▽

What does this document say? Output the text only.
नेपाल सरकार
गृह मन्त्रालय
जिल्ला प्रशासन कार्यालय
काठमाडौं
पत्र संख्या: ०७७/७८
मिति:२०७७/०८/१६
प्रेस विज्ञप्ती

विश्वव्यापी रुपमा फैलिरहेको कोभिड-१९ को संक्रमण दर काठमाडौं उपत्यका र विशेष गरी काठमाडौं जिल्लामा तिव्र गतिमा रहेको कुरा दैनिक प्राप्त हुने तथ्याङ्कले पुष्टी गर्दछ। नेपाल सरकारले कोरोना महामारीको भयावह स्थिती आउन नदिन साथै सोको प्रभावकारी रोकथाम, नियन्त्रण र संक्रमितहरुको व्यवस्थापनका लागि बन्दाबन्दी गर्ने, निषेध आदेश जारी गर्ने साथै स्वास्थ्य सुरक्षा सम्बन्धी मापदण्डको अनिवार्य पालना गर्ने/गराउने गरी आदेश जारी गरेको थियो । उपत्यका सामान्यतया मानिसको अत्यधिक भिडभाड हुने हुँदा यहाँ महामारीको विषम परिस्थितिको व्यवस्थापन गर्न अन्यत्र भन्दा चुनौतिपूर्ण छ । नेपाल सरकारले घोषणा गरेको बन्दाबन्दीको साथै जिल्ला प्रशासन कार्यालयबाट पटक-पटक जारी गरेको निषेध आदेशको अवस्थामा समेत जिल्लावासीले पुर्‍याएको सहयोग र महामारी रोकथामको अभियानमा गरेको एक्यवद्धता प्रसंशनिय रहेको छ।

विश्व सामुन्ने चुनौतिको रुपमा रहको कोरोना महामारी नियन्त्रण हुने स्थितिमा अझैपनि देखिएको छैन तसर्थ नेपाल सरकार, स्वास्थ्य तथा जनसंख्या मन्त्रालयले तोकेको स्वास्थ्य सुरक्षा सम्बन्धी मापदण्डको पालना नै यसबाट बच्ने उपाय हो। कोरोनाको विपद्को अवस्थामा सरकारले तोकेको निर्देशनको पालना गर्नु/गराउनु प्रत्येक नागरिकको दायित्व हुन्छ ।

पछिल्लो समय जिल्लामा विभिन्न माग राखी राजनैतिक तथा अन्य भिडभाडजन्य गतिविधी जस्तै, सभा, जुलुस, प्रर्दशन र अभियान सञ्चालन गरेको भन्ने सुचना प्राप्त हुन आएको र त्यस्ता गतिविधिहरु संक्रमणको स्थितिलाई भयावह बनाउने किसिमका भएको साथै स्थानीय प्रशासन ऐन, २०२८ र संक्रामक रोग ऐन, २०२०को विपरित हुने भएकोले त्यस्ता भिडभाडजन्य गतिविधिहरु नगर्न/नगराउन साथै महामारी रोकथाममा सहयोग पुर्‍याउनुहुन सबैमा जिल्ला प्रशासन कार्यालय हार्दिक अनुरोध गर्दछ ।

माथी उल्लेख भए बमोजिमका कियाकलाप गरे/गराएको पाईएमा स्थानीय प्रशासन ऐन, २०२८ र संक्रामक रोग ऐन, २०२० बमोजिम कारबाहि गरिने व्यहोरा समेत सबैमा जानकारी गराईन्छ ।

△

Please reproduce the entire listing, exactly as shown.

** COMPLETE RESPONSE **
What does this document say? Output the text only.
नेपाल सरकार
गृह मन्त्रालय
जिल्ला प्रशासन कार्यालय
काठमाडौं
पत्र संख्या: ०७७/७८
मिति:२०७७/०८/१६
प्रेस विज्ञप्ती

विश्वव्यापी रुपमा फैलिरहेको कोभिड-१९ को संक्रमण दर काठमाडौं उपत्यका र विशेष गरी काठमाडौं जिल्लामा तिव्र गतिमा रहेको कुरा दैनिक प्राप्त हुने तथ्याङ्कले पुष्टी गर्दछ। नेपाल सरकारले कोरोना महामारीको भयावह स्थिती आउन नदिन साथै सोको प्रभावकारी रोकथाम, नियन्त्रण र संक्रमितहरुको व्यवस्थापनका लागि बन्दाबन्दी गर्ने, निषेध आदेश जारी गर्ने साथै स्वास्थ्य सुरक्षा सम्बन्धी मापदण्डको अनिवार्य पालना गर्ने/गराउने गरी आदेश जारी गरेको थियो । उपत्यका सामान्यतया मानिसको अत्यधिक भिडभाड हुने हुँदा यहाँ महामारीको विषम परिस्थितिको व्यवस्थापन गर्न अन्यत्र भन्दा चुनौतिपूर्ण छ । नेपाल सरकारले घोषणा गरेको बन्दाबन्दीको साथै जिल्ला प्रशासन कार्यालयबाट पटक-पटक जारी गरेको निषेध आदेशको अवस्थामा समेत जिल्लावासीले पुर्‍याएको सहयोग र महामारी रोकथामको अभियानमा गरेको एक्यवद्धता प्रसंशनिय रहेको छ।

विश्व सामुन्ने चुनौतिको रुपमा रहको कोरोना महामारी नियन्त्रण हुने स्थितिमा अझैपनि देखिएको छैन तसर्थ नेपाल सरकार, स्वास्थ्य तथा जनसंख्या मन्त्रालयले तोकेको स्वास्थ्य सुरक्षा सम्बन्धी मापदण्डको पालना नै यसबाट बच्ने उपाय हो। कोरोनाको विपद्को अवस्थामा सरकारले तोकेको निर्देशनको पालना गर्नु/गराउनु प्रत्येक नागरिकको दायित्व हुन्छ ।

पछिल्लो समय जिल्लामा विभिन्न माग राखी राजनैतिक तथा अन्य भिडभाडजन्य गतिविधी जस्तै, सभा, जुलुस, प्रर्दशन र अभियान सञ्चालन गरेको भन्ने सुचना प्राप्त हुन आएको र त्यस्ता गतिविधिहरु संक्रमणको स्थितिलाई भयावह बनाउने किसिमका भएको साथै स्थानीय प्रशासन ऐन, २०२८ र संक्रामक रोग ऐन, २०२०को विपरित हुने भएकोले त्यस्ता भिडभाडजन्य गतिविधिहरु नगर्न/नगराउन साथै महामारी रोकथाममा सहयोग पुर्‍याउनुहुन सबैमा जिल्ला प्रशासन कार्यालय हार्दिक अनुरोध गर्दछ ।

माथी उल्लेख भए बमोजिमका कियाकलाप गरे/गराएको पाईएमा स्थानीय प्रशासन ऐन, २०२८ र संक्रामक रोग ऐन, २०२० बमोजिम कारबाहि गरिने व्यहोरा समेत सबैमा जानकारी गराईन्छ ।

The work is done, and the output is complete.